Source data
-- begin --

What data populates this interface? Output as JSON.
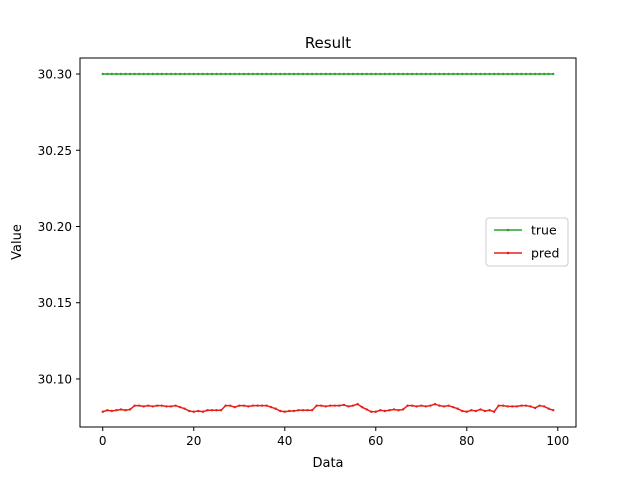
{
  "chart_data": {
    "type": "line",
    "title": "Result",
    "xlabel": "Data",
    "ylabel": "Value",
    "xlim": [
      -5,
      104
    ],
    "ylim": [
      30.0685,
      30.3105
    ],
    "xticks": [
      0,
      20,
      40,
      60,
      80,
      100
    ],
    "yticks": [
      30.1,
      30.15,
      30.2,
      30.25,
      30.3
    ],
    "ytick_labels": [
      "30.10",
      "30.15",
      "30.20",
      "30.25",
      "30.30"
    ],
    "grid": false,
    "legend_position": "center-right",
    "series": [
      {
        "name": "true",
        "color": "#2ca02c",
        "marker": "point",
        "values": [
          30.3,
          30.3,
          30.3,
          30.3,
          30.3,
          30.3,
          30.3,
          30.3,
          30.3,
          30.3,
          30.3,
          30.3,
          30.3,
          30.3,
          30.3,
          30.3,
          30.3,
          30.3,
          30.3,
          30.3,
          30.3,
          30.3,
          30.3,
          30.3,
          30.3,
          30.3,
          30.3,
          30.3,
          30.3,
          30.3,
          30.3,
          30.3,
          30.3,
          30.3,
          30.3,
          30.3,
          30.3,
          30.3,
          30.3,
          30.3,
          30.3,
          30.3,
          30.3,
          30.3,
          30.3,
          30.3,
          30.3,
          30.3,
          30.3,
          30.3,
          30.3,
          30.3,
          30.3,
          30.3,
          30.3,
          30.3,
          30.3,
          30.3,
          30.3,
          30.3,
          30.3,
          30.3,
          30.3,
          30.3,
          30.3,
          30.3,
          30.3,
          30.3,
          30.3,
          30.3,
          30.3,
          30.3,
          30.3,
          30.3,
          30.3,
          30.3,
          30.3,
          30.3,
          30.3,
          30.3,
          30.3,
          30.3,
          30.3,
          30.3,
          30.3,
          30.3,
          30.3,
          30.3,
          30.3,
          30.3,
          30.3,
          30.3,
          30.3,
          30.3,
          30.3,
          30.3,
          30.3,
          30.3,
          30.3,
          30.3
        ]
      },
      {
        "name": "pred",
        "color": "#e8201a",
        "marker": "point",
        "values": [
          30.0785,
          30.0795,
          30.079,
          30.0795,
          30.08,
          30.0795,
          30.08,
          30.0825,
          30.0825,
          30.082,
          30.0825,
          30.082,
          30.0825,
          30.0825,
          30.082,
          30.082,
          30.0825,
          30.0815,
          30.0805,
          30.079,
          30.0785,
          30.079,
          30.0785,
          30.0795,
          30.0795,
          30.0795,
          30.0795,
          30.0825,
          30.0825,
          30.0815,
          30.0825,
          30.0825,
          30.082,
          30.0825,
          30.0825,
          30.0825,
          30.0825,
          30.0815,
          30.0805,
          30.079,
          30.0785,
          30.079,
          30.079,
          30.0795,
          30.0795,
          30.0795,
          30.0795,
          30.0825,
          30.0825,
          30.082,
          30.0825,
          30.0825,
          30.0825,
          30.083,
          30.082,
          30.0825,
          30.0835,
          30.0815,
          30.08,
          30.0785,
          30.0785,
          30.0795,
          30.079,
          30.0795,
          30.08,
          30.0795,
          30.08,
          30.0825,
          30.0825,
          30.082,
          30.0825,
          30.082,
          30.0825,
          30.0835,
          30.0825,
          30.082,
          30.0825,
          30.0815,
          30.0805,
          30.079,
          30.0785,
          30.0795,
          30.079,
          30.08,
          30.079,
          30.0795,
          30.0785,
          30.0825,
          30.0825,
          30.082,
          30.082,
          30.082,
          30.0825,
          30.0825,
          30.082,
          30.081,
          30.0825,
          30.082,
          30.0805,
          30.0795
        ]
      }
    ]
  }
}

-- end --

Do this:
Every record above must be given again exactly; drop the pictures.

Answer:
What data populates this interface? Output as JSON.
{
  "chart_data": {
    "type": "line",
    "title": "Result",
    "xlabel": "Data",
    "ylabel": "Value",
    "xlim": [
      -5,
      104
    ],
    "ylim": [
      30.0685,
      30.3105
    ],
    "xticks": [
      0,
      20,
      40,
      60,
      80,
      100
    ],
    "yticks": [
      30.1,
      30.15,
      30.2,
      30.25,
      30.3
    ],
    "ytick_labels": [
      "30.10",
      "30.15",
      "30.20",
      "30.25",
      "30.30"
    ],
    "grid": false,
    "legend_position": "center-right",
    "series": [
      {
        "name": "true",
        "color": "#2ca02c",
        "marker": "point",
        "values": [
          30.3,
          30.3,
          30.3,
          30.3,
          30.3,
          30.3,
          30.3,
          30.3,
          30.3,
          30.3,
          30.3,
          30.3,
          30.3,
          30.3,
          30.3,
          30.3,
          30.3,
          30.3,
          30.3,
          30.3,
          30.3,
          30.3,
          30.3,
          30.3,
          30.3,
          30.3,
          30.3,
          30.3,
          30.3,
          30.3,
          30.3,
          30.3,
          30.3,
          30.3,
          30.3,
          30.3,
          30.3,
          30.3,
          30.3,
          30.3,
          30.3,
          30.3,
          30.3,
          30.3,
          30.3,
          30.3,
          30.3,
          30.3,
          30.3,
          30.3,
          30.3,
          30.3,
          30.3,
          30.3,
          30.3,
          30.3,
          30.3,
          30.3,
          30.3,
          30.3,
          30.3,
          30.3,
          30.3,
          30.3,
          30.3,
          30.3,
          30.3,
          30.3,
          30.3,
          30.3,
          30.3,
          30.3,
          30.3,
          30.3,
          30.3,
          30.3,
          30.3,
          30.3,
          30.3,
          30.3,
          30.3,
          30.3,
          30.3,
          30.3,
          30.3,
          30.3,
          30.3,
          30.3,
          30.3,
          30.3,
          30.3,
          30.3,
          30.3,
          30.3,
          30.3,
          30.3,
          30.3,
          30.3,
          30.3,
          30.3
        ]
      },
      {
        "name": "pred",
        "color": "#e8201a",
        "marker": "point",
        "values": [
          30.0785,
          30.0795,
          30.079,
          30.0795,
          30.08,
          30.0795,
          30.08,
          30.0825,
          30.0825,
          30.082,
          30.0825,
          30.082,
          30.0825,
          30.0825,
          30.082,
          30.082,
          30.0825,
          30.0815,
          30.0805,
          30.079,
          30.0785,
          30.079,
          30.0785,
          30.0795,
          30.0795,
          30.0795,
          30.0795,
          30.0825,
          30.0825,
          30.0815,
          30.0825,
          30.0825,
          30.082,
          30.0825,
          30.0825,
          30.0825,
          30.0825,
          30.0815,
          30.0805,
          30.079,
          30.0785,
          30.079,
          30.079,
          30.0795,
          30.0795,
          30.0795,
          30.0795,
          30.0825,
          30.0825,
          30.082,
          30.0825,
          30.0825,
          30.0825,
          30.083,
          30.082,
          30.0825,
          30.0835,
          30.0815,
          30.08,
          30.0785,
          30.0785,
          30.0795,
          30.079,
          30.0795,
          30.08,
          30.0795,
          30.08,
          30.0825,
          30.0825,
          30.082,
          30.0825,
          30.082,
          30.0825,
          30.0835,
          30.0825,
          30.082,
          30.0825,
          30.0815,
          30.0805,
          30.079,
          30.0785,
          30.0795,
          30.079,
          30.08,
          30.079,
          30.0795,
          30.0785,
          30.0825,
          30.0825,
          30.082,
          30.082,
          30.082,
          30.0825,
          30.0825,
          30.082,
          30.081,
          30.0825,
          30.082,
          30.0805,
          30.0795
        ]
      }
    ]
  }
}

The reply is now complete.